··· DATA LINES ···

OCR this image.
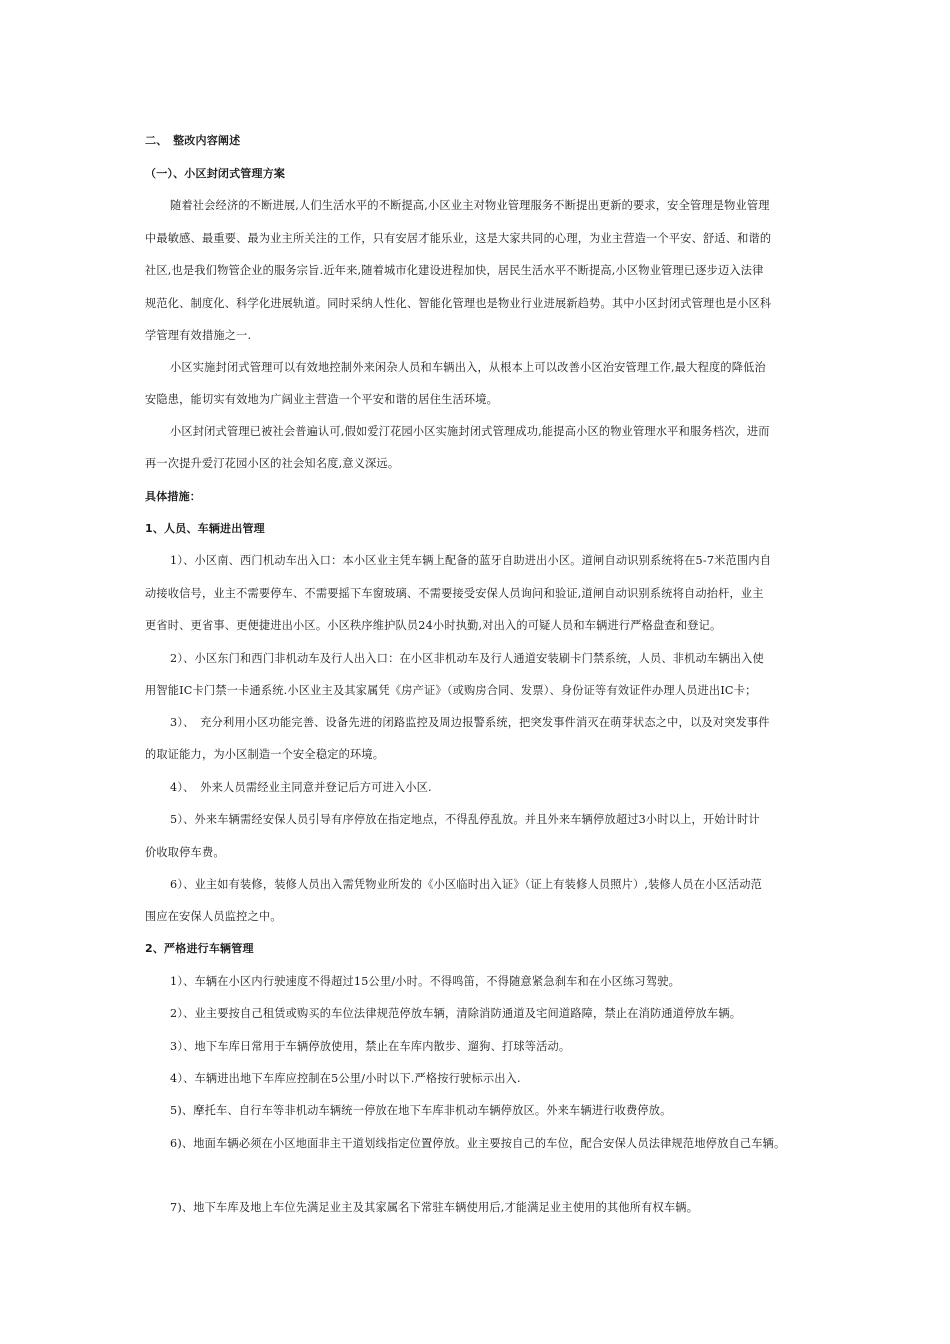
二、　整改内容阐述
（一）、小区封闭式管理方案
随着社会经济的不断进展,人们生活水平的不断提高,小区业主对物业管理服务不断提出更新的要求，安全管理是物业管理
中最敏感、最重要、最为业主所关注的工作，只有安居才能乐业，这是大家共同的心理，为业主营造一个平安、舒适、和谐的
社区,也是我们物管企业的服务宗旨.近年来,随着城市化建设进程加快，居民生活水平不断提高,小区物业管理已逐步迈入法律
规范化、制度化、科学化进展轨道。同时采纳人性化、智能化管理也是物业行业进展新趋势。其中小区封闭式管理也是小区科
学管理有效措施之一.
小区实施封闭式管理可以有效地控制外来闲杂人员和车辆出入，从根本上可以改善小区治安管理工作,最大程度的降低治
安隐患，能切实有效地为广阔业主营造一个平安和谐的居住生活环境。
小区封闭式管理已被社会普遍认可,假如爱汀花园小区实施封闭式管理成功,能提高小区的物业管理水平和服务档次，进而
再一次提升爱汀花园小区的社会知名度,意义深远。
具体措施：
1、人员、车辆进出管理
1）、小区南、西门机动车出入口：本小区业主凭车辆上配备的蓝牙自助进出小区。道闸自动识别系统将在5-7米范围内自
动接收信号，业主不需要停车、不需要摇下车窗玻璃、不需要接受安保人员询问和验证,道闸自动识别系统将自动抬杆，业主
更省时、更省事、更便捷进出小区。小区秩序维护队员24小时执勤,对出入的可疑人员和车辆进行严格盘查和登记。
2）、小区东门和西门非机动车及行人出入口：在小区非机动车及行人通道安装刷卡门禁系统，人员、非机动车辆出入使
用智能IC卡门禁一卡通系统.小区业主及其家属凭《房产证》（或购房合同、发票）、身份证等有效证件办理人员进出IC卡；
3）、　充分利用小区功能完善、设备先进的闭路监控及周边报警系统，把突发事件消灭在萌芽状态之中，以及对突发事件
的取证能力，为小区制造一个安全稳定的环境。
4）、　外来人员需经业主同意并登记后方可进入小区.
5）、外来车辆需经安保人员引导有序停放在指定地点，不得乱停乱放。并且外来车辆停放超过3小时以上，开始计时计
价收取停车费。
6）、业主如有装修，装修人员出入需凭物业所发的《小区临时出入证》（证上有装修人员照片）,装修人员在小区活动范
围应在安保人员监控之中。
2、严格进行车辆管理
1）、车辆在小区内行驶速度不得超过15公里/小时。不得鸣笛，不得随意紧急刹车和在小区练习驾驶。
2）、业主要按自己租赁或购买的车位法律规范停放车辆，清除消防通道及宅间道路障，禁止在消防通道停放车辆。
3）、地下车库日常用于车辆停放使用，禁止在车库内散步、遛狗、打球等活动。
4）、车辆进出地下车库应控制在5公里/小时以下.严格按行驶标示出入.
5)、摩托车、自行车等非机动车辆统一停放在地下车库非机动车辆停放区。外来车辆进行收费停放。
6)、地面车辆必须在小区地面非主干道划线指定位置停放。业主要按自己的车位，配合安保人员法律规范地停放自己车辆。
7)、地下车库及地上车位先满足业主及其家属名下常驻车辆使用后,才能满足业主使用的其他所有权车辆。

···
··· DATA LINES ···

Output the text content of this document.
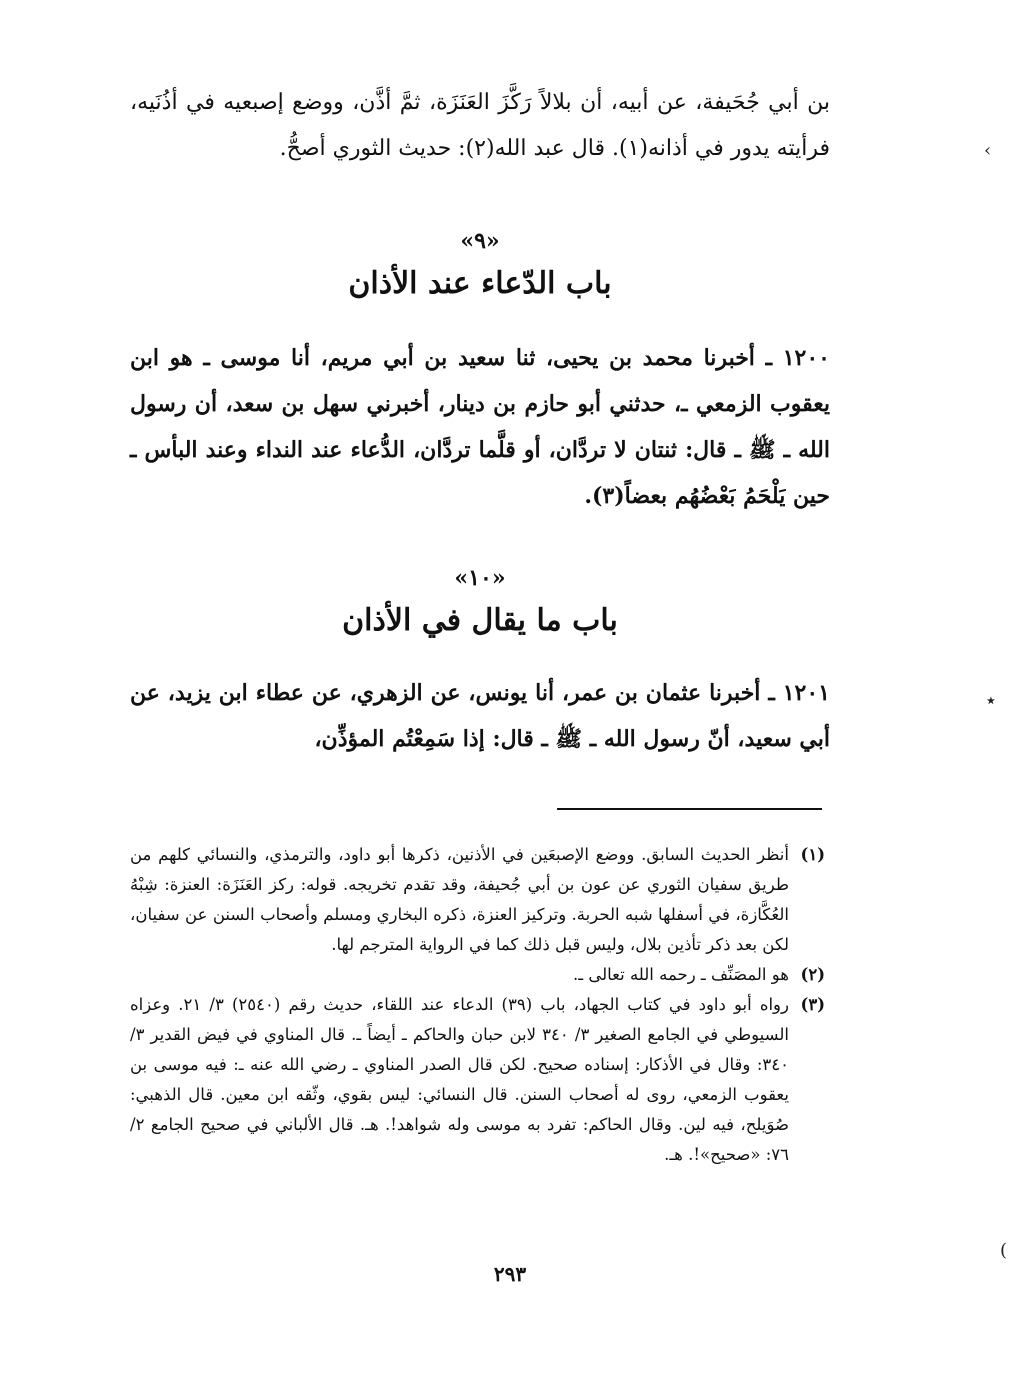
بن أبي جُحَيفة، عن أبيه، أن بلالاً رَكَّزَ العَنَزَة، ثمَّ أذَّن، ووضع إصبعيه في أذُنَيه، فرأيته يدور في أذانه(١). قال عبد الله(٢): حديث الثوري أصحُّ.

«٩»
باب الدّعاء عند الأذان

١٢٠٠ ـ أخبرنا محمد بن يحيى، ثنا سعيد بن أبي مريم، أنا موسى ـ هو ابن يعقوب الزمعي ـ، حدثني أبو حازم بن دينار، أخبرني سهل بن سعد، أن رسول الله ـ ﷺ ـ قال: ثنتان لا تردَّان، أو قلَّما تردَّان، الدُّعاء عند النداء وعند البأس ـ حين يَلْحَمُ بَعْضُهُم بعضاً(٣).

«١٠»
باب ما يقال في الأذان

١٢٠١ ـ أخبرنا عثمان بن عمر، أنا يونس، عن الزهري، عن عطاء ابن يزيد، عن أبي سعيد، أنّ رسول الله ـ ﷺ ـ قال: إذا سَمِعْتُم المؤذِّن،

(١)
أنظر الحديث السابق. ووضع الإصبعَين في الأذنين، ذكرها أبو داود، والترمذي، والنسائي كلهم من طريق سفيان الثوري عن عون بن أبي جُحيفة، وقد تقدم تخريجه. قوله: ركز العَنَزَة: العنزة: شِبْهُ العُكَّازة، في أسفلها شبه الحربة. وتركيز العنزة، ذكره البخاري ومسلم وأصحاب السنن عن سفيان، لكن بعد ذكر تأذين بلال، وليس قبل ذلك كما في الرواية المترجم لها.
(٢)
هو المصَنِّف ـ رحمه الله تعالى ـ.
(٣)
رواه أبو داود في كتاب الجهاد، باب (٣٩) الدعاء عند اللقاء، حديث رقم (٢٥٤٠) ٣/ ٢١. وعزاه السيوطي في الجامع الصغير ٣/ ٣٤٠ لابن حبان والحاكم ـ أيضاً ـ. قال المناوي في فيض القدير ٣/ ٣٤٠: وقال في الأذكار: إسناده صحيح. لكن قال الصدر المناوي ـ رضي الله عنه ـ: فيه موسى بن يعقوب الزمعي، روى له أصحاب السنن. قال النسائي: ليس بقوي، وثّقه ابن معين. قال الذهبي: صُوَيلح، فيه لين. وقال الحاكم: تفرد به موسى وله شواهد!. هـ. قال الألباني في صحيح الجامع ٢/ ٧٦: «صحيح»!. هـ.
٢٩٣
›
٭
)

···

_REQUIRED WORK_
Show every line in the records above that contains the word "رسول".

_EXERCISE OUTPUT_
١٢٠٠ ـ أخبرنا محمد بن يحيى، ثنا سعيد بن أبي مريم، أنا موسى ـ هو ابن يعقوب الزمعي ـ، حدثني أبو حازم بن دينار، أخبرني سهل بن سعد، أن رسول الله ـ ﷺ ـ قال: ثنتان لا تردَّان، أو قلَّما تردَّان، الدُّعاء عند النداء وعند البأس ـ حين يَلْحَمُ بَعْضُهُم بعضاً(٣).
١٢٠١ ـ أخبرنا عثمان بن عمر، أنا يونس، عن الزهري، عن عطاء ابن يزيد، عن أبي سعيد، أنّ رسول الله ـ ﷺ ـ قال: إذا سَمِعْتُم المؤذِّن،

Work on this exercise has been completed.